- **Reading text**:
----------------

Splitting large csv files – the CSV Splitter

Carrying on with the theme of data files and databases, I am going to talk a bit about .csv files. “csv” stands for Comma Separated Variables, and is a popular format that is supported by many spreadsheet and database applications. I work a lot with csv files, opening them in Excel to manipulate them, or saving my Excel or Access files into csv to import them into other programs, but recently I ran into a little trouble.

I obtained a large csv file that I needed to open in Excel. The file had a total of 300,000 rows, so every time I tried to open it in Excel I would get the error: “File not loaded completely”. Excel has a limit of being able to handle only 65,536 rows in each sheet (what a strange number!). So if you have a csv file that has more rows than that, you’re in a bit of trouble. This is the help message that Excel gives you:

This error is usually encountered when an attempt to open a file with more than 65,536 rows or 256 columns is made. Excel is limited to 65,536 rows of data and 256 columns per worksheet. You can have many worksheets with this number of rows and columns, but they are usually capable of fitting into one workbook (file). The number of worksheets you can have per workbook is limited only by the amount of available memory your system has. By default, Excel can manage 3 worksheets, more if there is available memory to support the quantity of data.
Truncation of rows or columns in excess of the limit is automatic and is not configurable. This issue can usually be remedied by opening the source file with a text editor, such as Microsoft Office Word, and then saving the file off into multiple files with row or column counts within the limits of an Excel worksheet. These files can then be opened or imported into Excel worksheets.
If you are using a data format that does not support use of a text editor, it may be easier to import the data into Microsoft Office Access and then use the export feature of Access to import the data to an Excel format. Other methods of importing large source material into multiple worksheets are available, but may be more complex than using either a text editor or Access.

----------------

- **Given request A**: Reproduce the passage of the text on splitting large csv files that lies between "If you are using" and "editor or Access.", inclusive.

- **Data section**:
----------------

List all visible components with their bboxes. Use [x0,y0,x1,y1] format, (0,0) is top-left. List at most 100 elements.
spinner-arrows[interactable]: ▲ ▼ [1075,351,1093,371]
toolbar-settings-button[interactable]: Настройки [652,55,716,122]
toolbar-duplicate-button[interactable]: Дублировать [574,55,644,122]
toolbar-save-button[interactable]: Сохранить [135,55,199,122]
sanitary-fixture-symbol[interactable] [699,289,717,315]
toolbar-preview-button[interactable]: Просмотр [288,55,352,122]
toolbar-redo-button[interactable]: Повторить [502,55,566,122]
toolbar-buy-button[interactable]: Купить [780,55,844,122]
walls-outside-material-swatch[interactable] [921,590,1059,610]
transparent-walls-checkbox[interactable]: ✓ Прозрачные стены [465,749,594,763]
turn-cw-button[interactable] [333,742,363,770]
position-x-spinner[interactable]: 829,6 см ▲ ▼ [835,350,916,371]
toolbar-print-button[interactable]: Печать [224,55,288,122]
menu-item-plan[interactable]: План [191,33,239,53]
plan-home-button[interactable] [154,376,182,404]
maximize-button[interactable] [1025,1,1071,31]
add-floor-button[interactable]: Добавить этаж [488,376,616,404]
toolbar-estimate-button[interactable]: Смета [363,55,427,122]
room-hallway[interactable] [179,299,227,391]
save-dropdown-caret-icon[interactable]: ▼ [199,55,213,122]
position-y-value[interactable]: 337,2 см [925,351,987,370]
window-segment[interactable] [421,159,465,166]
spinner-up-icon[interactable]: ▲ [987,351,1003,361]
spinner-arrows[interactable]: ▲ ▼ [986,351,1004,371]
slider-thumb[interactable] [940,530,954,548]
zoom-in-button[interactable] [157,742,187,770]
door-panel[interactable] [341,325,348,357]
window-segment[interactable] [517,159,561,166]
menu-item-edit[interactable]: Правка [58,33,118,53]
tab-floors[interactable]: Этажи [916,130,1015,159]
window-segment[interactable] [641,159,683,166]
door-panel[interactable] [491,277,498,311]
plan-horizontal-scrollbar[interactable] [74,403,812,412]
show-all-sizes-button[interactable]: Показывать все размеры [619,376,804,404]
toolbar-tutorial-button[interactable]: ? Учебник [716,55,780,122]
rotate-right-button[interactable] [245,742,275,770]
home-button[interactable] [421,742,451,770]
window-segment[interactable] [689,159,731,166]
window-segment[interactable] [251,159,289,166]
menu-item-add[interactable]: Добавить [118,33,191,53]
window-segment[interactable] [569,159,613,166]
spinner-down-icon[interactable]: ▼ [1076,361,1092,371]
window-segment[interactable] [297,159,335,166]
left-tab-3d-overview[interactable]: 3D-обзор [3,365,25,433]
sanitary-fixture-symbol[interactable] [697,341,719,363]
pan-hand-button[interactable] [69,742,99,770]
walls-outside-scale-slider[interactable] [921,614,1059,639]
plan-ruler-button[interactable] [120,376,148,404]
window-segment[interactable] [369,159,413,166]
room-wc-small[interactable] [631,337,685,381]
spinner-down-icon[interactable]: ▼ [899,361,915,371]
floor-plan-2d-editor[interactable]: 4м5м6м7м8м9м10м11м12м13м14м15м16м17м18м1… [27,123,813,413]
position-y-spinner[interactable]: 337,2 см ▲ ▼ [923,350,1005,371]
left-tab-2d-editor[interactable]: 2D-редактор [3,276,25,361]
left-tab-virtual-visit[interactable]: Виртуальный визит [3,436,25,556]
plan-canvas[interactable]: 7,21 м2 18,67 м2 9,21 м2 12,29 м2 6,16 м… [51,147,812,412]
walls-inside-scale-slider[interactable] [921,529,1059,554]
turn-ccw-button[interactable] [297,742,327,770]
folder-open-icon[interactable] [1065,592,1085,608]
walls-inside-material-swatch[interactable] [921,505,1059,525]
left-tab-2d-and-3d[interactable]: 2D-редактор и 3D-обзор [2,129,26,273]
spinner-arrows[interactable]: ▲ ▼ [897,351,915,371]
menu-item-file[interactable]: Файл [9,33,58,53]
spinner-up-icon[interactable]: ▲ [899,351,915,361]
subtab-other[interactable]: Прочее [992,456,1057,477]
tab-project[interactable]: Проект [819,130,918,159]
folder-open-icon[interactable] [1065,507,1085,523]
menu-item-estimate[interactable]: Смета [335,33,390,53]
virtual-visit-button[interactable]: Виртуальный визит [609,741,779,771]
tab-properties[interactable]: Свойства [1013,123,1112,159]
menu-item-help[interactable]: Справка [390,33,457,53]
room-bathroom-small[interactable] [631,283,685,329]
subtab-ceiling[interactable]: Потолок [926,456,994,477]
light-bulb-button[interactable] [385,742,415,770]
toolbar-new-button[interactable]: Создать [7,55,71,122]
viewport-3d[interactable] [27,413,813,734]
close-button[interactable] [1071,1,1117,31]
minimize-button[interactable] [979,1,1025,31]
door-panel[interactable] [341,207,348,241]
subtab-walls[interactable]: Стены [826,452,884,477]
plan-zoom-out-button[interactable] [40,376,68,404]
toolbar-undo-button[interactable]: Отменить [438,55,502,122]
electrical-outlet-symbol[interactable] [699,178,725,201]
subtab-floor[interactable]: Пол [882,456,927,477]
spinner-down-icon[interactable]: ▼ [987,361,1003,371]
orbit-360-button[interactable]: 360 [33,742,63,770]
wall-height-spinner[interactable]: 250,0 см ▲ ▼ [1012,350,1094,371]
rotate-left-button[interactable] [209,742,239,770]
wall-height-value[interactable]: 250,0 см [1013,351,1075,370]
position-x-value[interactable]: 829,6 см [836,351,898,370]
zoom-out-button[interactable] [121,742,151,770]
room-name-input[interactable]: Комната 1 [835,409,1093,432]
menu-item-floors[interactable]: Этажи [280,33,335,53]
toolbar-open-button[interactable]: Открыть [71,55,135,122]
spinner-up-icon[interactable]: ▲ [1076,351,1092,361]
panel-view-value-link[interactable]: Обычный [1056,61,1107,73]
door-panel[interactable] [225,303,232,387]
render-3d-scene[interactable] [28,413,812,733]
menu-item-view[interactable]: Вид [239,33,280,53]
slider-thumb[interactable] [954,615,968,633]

----------------

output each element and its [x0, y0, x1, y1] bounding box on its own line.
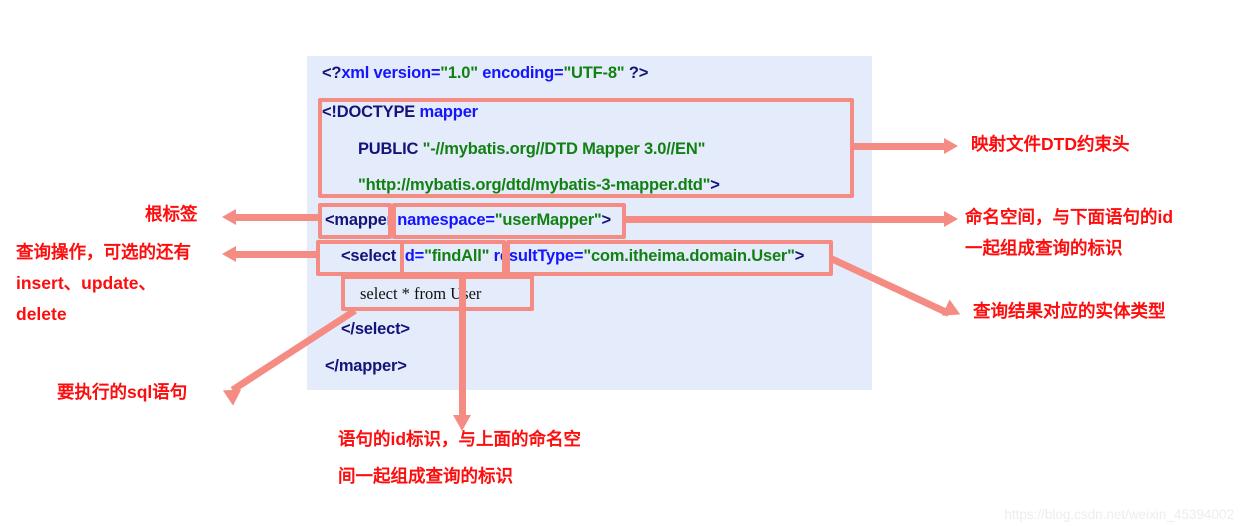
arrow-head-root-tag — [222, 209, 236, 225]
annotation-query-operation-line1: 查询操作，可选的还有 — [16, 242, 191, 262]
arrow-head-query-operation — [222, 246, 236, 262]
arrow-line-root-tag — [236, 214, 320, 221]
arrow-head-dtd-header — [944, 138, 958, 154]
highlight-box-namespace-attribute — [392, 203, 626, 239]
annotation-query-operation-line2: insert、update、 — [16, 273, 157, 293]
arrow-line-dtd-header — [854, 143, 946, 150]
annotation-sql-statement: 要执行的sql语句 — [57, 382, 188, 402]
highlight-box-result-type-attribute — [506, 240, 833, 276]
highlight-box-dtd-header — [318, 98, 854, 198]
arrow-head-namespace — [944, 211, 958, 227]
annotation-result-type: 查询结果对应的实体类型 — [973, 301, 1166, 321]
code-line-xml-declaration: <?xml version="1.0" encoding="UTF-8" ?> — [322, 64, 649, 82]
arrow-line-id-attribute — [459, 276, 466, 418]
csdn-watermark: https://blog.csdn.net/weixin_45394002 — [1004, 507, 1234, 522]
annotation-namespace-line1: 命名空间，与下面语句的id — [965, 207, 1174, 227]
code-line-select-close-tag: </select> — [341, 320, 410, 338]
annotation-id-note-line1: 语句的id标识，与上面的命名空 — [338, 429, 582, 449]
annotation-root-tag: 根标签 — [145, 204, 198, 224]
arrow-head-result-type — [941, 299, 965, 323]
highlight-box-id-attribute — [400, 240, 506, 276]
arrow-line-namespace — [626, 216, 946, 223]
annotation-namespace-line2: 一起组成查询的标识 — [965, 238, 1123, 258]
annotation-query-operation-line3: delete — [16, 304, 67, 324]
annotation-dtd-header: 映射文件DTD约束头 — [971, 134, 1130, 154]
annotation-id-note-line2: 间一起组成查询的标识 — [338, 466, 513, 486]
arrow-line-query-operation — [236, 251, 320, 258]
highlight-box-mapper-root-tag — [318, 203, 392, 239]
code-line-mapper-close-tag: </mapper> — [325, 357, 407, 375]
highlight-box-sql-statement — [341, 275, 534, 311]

----------------

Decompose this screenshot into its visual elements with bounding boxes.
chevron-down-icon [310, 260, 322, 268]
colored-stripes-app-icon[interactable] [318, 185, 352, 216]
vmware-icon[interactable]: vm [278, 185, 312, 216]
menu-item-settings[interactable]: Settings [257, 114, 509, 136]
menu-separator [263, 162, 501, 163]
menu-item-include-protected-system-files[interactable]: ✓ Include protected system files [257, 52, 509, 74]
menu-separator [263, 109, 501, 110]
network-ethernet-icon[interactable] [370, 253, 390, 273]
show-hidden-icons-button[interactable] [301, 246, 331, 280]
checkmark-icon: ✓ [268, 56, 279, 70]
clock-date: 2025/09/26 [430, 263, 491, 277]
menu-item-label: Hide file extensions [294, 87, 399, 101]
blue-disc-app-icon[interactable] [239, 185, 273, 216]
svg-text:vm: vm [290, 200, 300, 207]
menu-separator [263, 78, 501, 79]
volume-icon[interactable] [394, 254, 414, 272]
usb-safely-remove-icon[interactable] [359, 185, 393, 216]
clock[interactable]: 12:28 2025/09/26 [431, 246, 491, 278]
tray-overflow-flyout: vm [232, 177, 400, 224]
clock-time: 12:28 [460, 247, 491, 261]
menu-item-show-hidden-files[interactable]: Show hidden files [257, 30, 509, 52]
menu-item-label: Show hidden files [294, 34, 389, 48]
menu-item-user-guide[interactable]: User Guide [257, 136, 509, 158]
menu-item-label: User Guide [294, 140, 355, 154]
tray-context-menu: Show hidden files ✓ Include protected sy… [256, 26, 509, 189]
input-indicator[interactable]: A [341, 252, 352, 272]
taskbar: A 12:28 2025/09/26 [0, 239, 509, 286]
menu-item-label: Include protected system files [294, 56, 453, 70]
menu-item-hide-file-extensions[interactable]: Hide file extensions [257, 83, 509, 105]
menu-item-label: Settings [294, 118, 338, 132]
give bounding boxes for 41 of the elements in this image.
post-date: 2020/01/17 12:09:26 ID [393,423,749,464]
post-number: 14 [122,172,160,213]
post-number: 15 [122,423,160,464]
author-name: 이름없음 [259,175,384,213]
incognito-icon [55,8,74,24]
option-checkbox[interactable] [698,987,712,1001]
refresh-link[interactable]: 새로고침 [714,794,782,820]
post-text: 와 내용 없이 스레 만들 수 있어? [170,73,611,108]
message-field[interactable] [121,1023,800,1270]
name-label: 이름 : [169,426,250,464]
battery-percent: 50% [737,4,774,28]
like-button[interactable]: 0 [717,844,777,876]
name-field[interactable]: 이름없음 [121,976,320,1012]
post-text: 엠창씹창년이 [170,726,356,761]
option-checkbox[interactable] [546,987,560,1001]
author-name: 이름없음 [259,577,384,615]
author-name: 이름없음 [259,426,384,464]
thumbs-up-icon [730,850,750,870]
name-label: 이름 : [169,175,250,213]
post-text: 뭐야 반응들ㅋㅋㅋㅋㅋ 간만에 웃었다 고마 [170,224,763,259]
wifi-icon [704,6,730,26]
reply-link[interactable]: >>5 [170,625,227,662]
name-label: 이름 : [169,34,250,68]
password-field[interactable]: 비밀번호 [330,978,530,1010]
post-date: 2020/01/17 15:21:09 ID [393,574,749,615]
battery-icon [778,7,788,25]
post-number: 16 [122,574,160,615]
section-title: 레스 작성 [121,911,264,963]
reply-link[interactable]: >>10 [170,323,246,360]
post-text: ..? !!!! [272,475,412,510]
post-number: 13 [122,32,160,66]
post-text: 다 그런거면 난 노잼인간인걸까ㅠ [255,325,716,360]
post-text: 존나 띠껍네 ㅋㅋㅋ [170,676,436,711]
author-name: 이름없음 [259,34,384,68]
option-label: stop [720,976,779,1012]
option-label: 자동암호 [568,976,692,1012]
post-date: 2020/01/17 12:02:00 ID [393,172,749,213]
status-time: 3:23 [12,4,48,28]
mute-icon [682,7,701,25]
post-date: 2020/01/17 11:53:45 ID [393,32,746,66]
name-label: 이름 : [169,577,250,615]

----------------

- **Given request B**: In the listing, change "menu-separator" to "menu-divider" in the lines between the one holding "Decompose this screenshot" and the one holding "menu-item-label: Show hidden", inclusive. Write out only those lines and leave everything else as it stands.

- **Full answer A**:
If you are using a data format that does not support use of a text editor, it may be easier to import the data into Microsoft Office Access and then use the export feature of Access to import the data to an Excel format. Other methods of importing large source material into multiple worksheets are available, but may be more complex than using either a text editor or Access.

- **Full answer B**:
Decompose this screenshot into its visual elements with bounding boxes.
chevron-down-icon [310, 260, 322, 268]
colored-stripes-app-icon[interactable] [318, 185, 352, 216]
vmware-icon[interactable]: vm [278, 185, 312, 216]
menu-item-settings[interactable]: Settings [257, 114, 509, 136]
menu-divider [263, 162, 501, 163]
menu-item-include-protected-system-files[interactable]: ✓ Include protected system files [257, 52, 509, 74]
menu-divider [263, 109, 501, 110]
network-ethernet-icon[interactable] [370, 253, 390, 273]
show-hidden-icons-button[interactable] [301, 246, 331, 280]
checkmark-icon: ✓ [268, 56, 279, 70]
clock-date: 2025/09/26 [430, 263, 491, 277]
menu-item-label: Hide file extensions [294, 87, 399, 101]
blue-disc-app-icon[interactable] [239, 185, 273, 216]
svg-text:vm: vm [290, 200, 300, 207]
menu-divider [263, 78, 501, 79]
volume-icon[interactable] [394, 254, 414, 272]
usb-safely-remove-icon[interactable] [359, 185, 393, 216]
clock[interactable]: 12:28 2025/09/26 [431, 246, 491, 278]
tray-overflow-flyout: vm [232, 177, 400, 224]
clock-time: 12:28 [460, 247, 491, 261]
menu-item-show-hidden-files[interactable]: Show hidden files [257, 30, 509, 52]
menu-item-label: Show hidden files [294, 34, 389, 48]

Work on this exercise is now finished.